Of the lines listed below, how many contain the string "circuit"? Answer with the number alone.

Stored records start

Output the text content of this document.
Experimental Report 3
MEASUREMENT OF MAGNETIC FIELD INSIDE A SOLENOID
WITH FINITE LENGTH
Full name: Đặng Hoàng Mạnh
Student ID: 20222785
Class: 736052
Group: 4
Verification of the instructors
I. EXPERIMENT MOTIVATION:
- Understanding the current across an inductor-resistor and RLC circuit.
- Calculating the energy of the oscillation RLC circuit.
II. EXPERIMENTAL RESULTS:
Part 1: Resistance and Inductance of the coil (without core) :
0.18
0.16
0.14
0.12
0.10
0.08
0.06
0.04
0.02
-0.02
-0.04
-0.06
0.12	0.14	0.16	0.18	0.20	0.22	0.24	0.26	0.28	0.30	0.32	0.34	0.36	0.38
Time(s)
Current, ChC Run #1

Stored records end

# Output
2